=== WHAT TO WORK ON ===
In the records that follow, show each line where the word "watermark" is present.

====== DATA FOR PROCESSING ======

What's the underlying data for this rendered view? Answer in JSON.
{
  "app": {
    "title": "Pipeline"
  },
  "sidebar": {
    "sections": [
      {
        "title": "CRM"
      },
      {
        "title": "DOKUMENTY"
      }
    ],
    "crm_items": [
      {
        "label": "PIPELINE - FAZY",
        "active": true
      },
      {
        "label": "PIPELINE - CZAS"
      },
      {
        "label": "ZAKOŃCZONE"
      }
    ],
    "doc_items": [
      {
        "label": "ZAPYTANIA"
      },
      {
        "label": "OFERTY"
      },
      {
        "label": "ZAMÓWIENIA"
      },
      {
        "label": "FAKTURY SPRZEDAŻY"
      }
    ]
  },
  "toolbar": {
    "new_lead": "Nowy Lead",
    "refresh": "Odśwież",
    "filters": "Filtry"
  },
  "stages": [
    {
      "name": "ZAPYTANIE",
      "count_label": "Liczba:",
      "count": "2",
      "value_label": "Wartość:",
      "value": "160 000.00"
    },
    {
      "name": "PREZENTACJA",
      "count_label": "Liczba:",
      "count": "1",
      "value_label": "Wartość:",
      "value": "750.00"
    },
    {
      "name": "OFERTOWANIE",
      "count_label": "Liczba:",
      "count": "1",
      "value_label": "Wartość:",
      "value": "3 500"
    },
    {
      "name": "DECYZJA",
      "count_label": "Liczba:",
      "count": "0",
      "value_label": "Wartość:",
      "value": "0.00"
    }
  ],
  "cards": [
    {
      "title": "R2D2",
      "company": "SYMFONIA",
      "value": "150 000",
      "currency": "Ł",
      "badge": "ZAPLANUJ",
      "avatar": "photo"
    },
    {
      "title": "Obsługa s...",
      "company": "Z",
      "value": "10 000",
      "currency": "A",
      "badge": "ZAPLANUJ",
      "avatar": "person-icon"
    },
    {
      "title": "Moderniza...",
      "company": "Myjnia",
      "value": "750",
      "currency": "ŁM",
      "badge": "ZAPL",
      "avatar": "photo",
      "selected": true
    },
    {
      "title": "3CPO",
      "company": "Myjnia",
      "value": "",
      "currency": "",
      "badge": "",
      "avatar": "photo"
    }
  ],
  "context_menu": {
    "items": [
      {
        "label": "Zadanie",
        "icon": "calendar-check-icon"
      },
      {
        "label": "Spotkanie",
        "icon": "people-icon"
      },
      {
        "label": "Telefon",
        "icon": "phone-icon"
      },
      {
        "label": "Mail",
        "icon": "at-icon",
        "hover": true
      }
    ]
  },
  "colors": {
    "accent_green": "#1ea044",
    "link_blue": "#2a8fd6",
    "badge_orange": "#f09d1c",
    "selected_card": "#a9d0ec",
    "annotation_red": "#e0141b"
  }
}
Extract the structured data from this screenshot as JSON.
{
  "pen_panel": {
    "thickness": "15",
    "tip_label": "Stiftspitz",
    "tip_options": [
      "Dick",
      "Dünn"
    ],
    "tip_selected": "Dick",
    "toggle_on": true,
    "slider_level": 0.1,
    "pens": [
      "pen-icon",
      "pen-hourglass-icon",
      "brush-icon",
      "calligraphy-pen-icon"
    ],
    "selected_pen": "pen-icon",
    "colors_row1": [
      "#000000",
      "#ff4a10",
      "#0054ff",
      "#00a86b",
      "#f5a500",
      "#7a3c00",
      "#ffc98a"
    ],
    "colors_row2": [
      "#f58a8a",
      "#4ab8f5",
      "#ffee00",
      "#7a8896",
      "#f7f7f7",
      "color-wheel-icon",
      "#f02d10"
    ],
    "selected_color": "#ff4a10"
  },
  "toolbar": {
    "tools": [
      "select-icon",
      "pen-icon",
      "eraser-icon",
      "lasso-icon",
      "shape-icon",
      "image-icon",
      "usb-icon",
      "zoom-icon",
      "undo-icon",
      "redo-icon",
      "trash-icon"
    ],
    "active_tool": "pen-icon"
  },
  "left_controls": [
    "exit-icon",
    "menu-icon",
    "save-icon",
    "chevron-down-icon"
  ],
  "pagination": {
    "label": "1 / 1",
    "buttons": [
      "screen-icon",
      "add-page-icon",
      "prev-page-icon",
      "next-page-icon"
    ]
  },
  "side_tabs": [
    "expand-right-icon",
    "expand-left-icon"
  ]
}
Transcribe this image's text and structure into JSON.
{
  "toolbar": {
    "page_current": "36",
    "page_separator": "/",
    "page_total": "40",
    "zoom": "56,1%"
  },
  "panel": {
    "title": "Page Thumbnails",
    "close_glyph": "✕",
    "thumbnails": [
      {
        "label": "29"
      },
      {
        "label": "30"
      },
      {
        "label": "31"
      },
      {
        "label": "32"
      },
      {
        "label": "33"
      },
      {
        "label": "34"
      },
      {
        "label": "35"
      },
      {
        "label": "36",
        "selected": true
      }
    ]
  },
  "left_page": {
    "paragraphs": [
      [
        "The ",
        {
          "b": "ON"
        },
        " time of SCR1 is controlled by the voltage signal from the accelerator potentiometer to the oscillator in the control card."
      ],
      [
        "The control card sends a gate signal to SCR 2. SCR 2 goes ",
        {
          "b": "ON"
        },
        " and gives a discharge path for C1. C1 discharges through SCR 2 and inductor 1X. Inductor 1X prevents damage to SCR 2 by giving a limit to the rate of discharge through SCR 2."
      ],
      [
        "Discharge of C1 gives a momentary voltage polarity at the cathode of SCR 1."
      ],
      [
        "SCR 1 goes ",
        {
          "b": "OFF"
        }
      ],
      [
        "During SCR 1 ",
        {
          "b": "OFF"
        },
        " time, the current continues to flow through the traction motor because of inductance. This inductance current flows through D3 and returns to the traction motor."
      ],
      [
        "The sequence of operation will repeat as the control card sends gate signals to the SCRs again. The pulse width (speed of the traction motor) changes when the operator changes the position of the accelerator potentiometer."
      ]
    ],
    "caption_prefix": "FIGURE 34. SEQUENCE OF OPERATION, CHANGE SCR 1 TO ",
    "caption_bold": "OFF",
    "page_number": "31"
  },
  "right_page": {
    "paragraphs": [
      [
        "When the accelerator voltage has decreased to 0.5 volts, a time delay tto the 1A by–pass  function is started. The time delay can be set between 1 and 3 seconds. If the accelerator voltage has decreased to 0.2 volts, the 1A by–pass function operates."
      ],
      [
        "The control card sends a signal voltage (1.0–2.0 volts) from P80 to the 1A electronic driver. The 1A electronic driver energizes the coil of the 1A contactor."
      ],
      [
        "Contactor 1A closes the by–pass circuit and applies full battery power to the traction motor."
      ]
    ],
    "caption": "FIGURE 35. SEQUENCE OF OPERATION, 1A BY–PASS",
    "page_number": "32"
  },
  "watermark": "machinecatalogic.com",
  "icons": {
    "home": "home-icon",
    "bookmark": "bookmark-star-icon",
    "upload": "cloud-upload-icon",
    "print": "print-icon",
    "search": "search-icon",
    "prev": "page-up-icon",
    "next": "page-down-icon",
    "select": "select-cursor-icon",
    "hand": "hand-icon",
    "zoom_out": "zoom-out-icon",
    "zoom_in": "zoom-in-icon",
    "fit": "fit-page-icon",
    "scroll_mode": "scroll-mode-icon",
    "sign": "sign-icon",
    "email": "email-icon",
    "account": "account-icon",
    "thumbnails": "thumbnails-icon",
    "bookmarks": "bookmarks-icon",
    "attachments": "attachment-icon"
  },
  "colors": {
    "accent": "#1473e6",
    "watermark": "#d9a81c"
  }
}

======

=== RESULT ===
  "watermark": "machinecatalogic.com",
    "watermark": "#d9a81c"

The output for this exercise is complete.